[WRITTEN INSTRUCTION]: Pick out each line below containing "Cloud".

[RECORDS SUPPLIED]:

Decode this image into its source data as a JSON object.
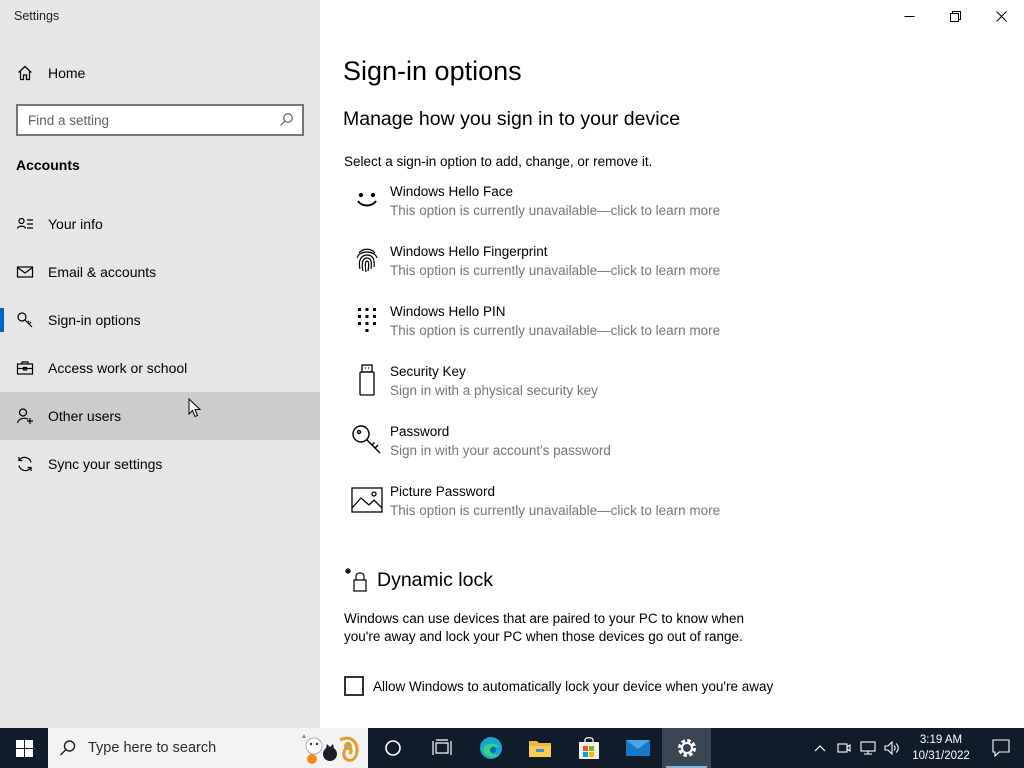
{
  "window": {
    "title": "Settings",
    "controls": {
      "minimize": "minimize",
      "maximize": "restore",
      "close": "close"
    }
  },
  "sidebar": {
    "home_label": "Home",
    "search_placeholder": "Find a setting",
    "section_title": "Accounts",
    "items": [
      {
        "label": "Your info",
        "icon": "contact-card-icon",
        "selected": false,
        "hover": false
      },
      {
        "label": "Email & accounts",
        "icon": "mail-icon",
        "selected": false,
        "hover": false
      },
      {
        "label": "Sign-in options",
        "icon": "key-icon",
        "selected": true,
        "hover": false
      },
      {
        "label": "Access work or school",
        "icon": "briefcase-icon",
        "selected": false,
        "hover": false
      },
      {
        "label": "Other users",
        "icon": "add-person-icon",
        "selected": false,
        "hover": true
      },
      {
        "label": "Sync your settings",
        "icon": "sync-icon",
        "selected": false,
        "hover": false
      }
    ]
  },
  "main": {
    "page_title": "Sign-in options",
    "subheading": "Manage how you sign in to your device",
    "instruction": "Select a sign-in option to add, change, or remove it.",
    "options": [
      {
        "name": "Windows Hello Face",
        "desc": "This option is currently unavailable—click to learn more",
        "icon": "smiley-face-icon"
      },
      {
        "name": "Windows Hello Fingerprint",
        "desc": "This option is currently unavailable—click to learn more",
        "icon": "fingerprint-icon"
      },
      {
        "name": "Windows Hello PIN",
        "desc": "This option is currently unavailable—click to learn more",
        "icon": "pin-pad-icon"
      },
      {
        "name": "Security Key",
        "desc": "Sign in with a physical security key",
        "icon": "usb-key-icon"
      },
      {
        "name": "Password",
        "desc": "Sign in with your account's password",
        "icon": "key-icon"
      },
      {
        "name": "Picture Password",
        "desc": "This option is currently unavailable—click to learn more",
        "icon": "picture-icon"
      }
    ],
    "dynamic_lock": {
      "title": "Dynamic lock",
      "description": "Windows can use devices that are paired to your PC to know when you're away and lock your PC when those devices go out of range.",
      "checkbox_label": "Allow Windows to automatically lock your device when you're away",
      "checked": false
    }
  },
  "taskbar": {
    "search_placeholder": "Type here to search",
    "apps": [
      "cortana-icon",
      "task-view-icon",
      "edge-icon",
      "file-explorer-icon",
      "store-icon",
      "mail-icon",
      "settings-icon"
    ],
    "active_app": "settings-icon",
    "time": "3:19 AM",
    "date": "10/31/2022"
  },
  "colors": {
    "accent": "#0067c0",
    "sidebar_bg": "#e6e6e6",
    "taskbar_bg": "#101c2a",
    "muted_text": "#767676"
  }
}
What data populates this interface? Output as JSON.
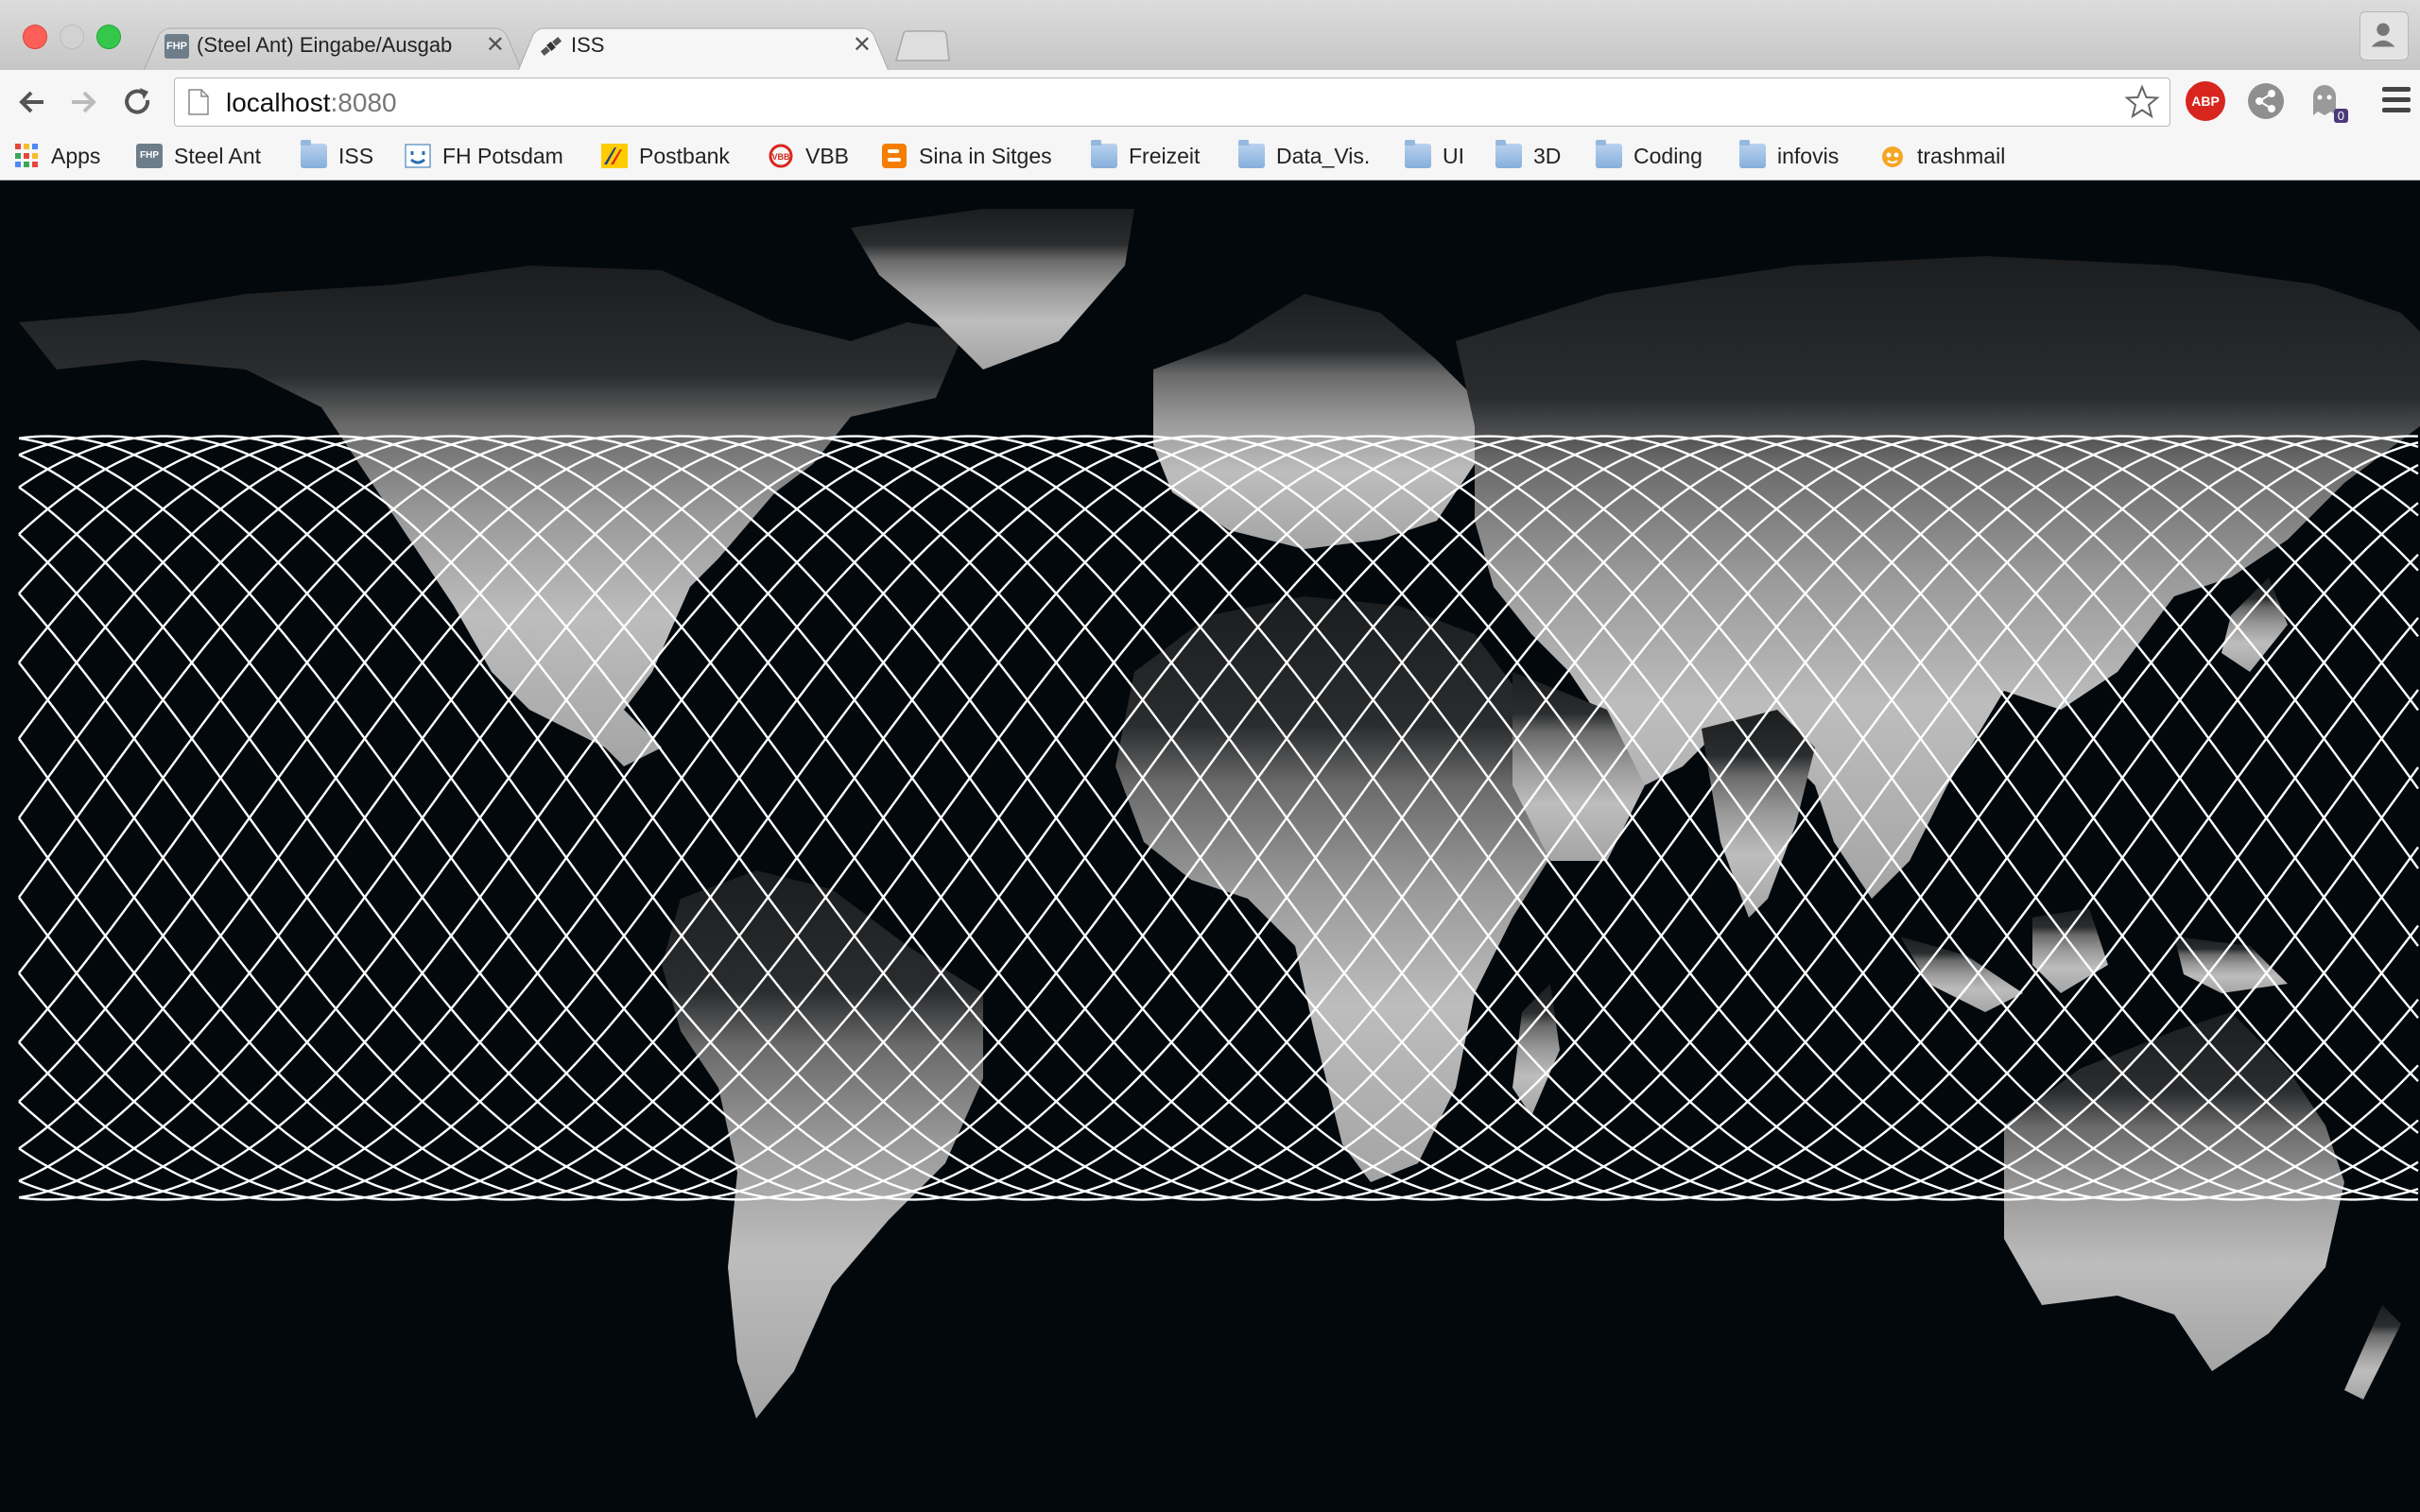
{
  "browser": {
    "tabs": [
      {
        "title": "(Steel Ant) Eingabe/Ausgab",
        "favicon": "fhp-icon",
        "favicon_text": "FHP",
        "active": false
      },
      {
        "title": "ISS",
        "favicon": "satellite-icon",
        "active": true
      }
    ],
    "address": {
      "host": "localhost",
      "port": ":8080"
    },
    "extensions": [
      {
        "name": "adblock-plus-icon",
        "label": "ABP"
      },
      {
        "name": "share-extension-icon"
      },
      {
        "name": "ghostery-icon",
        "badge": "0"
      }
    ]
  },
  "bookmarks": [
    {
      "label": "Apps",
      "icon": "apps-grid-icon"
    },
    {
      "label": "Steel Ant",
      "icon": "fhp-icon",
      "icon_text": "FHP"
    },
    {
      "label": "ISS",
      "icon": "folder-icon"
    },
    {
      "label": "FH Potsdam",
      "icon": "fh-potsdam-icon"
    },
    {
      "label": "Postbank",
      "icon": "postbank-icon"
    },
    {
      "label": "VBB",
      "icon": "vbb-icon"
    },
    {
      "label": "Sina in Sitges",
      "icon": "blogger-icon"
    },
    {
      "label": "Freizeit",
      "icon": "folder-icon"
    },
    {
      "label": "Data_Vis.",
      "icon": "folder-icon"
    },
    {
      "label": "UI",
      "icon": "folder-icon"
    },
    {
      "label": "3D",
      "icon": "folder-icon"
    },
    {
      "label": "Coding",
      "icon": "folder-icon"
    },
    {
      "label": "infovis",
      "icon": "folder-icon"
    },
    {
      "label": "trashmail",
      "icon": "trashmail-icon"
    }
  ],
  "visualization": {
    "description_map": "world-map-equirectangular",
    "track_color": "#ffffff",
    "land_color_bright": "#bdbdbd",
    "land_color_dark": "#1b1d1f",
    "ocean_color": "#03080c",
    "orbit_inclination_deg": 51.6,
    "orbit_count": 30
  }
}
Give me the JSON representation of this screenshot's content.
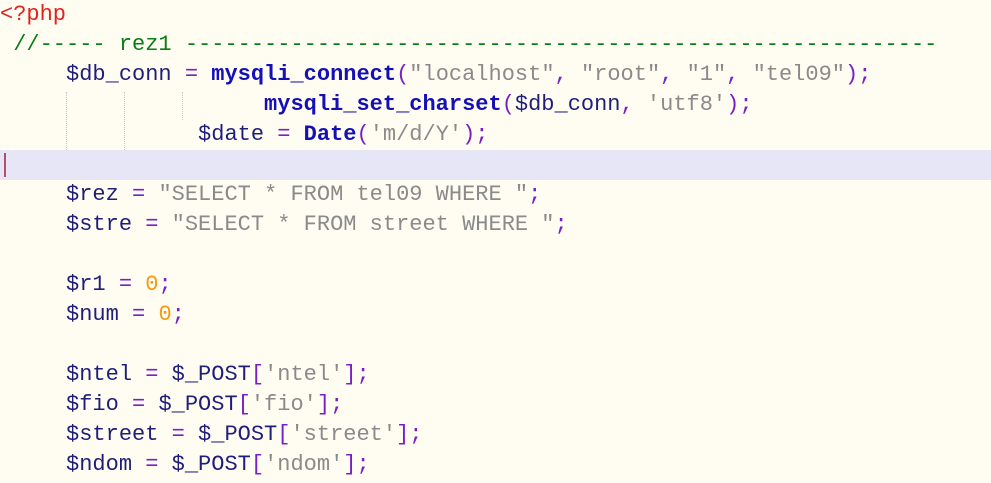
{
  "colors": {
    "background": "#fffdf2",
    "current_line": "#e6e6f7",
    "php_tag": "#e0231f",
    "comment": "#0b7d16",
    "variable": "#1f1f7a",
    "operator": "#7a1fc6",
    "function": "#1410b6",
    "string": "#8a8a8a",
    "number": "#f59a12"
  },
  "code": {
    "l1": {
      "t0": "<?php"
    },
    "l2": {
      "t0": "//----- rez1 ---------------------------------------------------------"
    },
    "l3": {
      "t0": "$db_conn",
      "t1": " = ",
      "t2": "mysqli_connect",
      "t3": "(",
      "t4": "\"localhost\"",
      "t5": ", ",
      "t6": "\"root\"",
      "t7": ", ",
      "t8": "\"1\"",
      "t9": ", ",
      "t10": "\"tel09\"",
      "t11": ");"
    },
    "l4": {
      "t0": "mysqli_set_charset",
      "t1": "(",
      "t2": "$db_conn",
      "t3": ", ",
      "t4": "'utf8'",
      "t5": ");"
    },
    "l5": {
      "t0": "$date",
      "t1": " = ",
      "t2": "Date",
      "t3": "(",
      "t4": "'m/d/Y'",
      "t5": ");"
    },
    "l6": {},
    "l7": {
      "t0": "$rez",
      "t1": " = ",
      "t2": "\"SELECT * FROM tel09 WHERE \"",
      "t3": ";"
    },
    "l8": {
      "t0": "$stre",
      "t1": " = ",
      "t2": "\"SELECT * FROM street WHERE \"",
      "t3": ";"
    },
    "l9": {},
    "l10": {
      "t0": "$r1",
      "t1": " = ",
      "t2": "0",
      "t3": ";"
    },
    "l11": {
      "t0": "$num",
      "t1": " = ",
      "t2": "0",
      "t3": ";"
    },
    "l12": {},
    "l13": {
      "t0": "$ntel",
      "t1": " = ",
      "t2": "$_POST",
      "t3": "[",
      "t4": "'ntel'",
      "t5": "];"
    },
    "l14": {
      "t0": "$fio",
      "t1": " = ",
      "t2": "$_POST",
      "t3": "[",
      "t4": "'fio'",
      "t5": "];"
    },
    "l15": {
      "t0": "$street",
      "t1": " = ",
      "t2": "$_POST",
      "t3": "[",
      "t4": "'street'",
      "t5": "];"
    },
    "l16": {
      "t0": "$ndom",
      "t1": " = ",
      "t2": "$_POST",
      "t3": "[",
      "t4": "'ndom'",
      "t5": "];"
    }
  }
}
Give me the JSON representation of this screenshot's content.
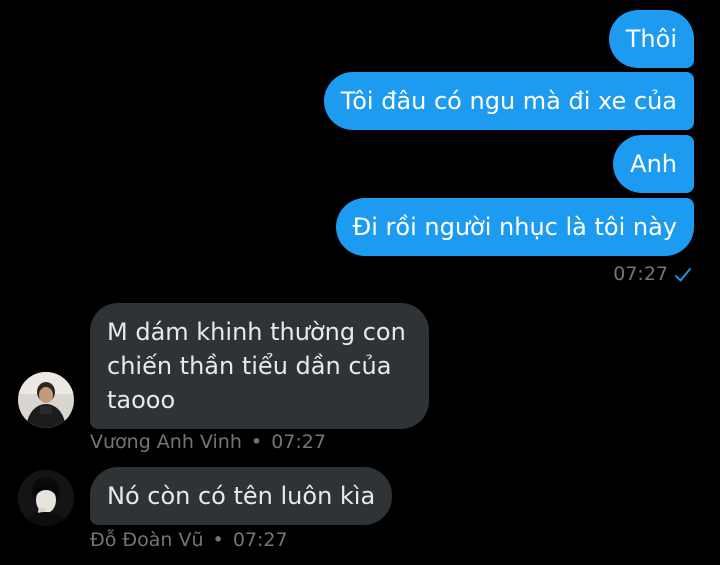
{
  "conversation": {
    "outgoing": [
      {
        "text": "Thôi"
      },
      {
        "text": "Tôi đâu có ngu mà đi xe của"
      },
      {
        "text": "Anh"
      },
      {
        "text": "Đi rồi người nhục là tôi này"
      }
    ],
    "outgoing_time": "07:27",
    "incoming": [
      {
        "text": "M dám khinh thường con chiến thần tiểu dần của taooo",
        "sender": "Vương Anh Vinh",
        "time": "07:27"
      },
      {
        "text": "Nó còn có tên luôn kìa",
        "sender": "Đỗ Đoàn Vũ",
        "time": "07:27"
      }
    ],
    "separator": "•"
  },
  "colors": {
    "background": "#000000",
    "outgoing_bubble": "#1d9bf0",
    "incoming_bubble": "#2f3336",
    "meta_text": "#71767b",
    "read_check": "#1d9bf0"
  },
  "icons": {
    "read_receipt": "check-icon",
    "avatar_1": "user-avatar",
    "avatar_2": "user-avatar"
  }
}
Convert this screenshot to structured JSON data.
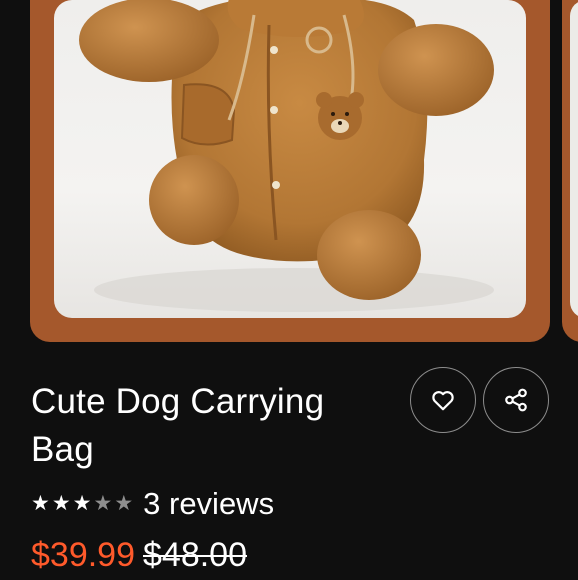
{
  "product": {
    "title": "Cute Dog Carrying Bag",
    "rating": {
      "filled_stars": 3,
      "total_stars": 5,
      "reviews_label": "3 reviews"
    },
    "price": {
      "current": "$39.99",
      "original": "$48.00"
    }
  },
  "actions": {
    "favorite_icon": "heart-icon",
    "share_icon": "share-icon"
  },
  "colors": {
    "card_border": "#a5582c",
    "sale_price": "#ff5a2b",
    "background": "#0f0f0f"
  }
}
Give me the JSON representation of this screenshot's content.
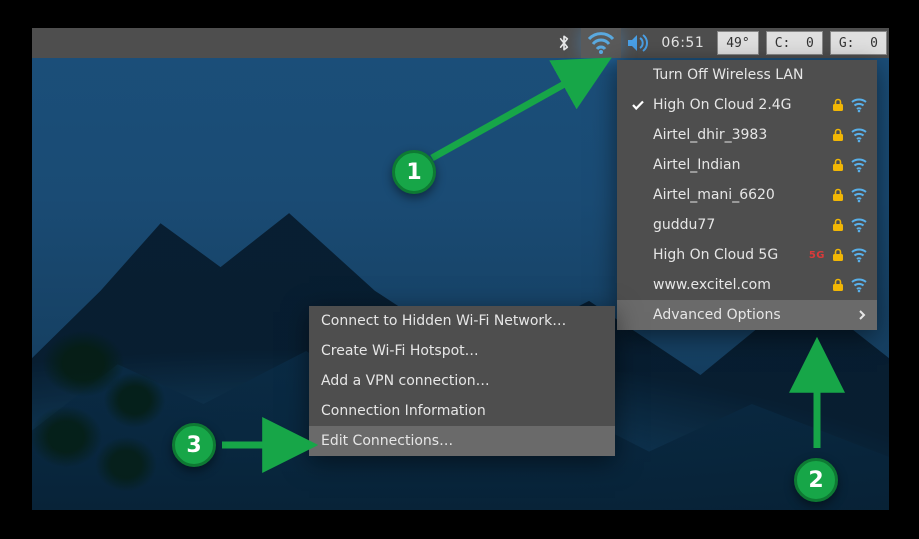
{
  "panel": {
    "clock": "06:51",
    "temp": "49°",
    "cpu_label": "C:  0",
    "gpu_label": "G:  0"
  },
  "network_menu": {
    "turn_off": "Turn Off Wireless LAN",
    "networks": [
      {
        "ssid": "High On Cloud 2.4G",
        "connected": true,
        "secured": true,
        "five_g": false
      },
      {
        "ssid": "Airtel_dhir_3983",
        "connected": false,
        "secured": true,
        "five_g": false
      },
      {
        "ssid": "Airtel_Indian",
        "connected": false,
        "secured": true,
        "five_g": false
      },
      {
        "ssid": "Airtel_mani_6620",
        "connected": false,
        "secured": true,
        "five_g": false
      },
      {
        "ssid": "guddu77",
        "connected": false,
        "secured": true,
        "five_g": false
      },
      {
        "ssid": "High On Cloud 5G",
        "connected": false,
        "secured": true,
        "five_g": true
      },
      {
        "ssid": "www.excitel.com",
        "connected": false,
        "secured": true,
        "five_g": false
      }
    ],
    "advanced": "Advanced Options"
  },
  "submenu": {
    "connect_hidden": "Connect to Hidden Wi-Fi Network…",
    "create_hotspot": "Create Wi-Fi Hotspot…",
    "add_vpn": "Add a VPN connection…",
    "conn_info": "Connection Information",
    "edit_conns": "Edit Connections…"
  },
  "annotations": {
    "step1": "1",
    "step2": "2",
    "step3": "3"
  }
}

[TASK SOLUTION]:
        "ssid": "High On Cloud 2.4G",
        "ssid": "High On Cloud 5G",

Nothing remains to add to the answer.